- [The request] Return all lines in the material below that contain "want".
+++
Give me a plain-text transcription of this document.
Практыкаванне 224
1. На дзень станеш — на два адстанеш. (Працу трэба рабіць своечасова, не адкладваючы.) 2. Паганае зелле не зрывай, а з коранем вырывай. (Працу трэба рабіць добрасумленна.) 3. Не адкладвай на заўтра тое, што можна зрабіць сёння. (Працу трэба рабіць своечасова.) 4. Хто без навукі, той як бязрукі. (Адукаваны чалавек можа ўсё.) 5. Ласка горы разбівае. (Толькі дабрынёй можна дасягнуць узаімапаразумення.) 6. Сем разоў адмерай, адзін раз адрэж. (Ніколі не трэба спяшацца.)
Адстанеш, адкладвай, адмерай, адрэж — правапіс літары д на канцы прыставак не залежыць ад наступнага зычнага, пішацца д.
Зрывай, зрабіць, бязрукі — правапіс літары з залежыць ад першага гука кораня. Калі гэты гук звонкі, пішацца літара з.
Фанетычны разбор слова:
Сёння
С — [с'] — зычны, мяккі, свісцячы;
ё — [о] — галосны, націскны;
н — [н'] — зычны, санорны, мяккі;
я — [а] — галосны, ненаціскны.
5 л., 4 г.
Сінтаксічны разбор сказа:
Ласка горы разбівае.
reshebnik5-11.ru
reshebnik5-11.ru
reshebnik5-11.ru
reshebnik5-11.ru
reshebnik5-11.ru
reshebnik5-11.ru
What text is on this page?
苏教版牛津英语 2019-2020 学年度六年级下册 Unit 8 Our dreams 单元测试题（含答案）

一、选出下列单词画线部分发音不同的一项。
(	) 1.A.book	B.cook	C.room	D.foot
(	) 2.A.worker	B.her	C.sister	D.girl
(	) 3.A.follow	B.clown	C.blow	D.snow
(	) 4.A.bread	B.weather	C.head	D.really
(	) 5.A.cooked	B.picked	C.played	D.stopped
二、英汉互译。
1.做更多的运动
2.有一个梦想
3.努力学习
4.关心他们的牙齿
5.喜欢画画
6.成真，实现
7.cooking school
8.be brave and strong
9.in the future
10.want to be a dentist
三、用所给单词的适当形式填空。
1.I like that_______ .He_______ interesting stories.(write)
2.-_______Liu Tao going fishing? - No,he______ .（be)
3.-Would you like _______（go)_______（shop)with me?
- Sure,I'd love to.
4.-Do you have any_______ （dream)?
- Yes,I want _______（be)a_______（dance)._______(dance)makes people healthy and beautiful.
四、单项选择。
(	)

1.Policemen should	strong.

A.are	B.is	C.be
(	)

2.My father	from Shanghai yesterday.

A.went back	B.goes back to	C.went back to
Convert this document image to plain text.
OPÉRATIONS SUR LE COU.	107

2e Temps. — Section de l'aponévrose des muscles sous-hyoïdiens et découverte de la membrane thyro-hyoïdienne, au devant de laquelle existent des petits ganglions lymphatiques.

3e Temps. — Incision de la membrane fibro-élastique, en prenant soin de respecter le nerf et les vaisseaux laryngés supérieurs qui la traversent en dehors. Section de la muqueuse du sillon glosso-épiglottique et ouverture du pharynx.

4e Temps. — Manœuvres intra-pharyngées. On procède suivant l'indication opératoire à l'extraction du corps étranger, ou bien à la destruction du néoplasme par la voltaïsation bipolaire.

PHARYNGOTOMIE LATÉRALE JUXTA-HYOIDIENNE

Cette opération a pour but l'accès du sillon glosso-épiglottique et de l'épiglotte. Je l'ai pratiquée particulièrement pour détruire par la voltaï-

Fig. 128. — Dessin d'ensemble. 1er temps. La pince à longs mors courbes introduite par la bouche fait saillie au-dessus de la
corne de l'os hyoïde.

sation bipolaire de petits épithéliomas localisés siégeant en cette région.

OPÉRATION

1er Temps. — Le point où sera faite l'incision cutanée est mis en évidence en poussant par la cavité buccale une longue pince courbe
+++
- [Worked solution]
10.want to be a dentist
- Yes,I want _______（be)a_______（dance)._______(dance)makes people healthy and beautiful.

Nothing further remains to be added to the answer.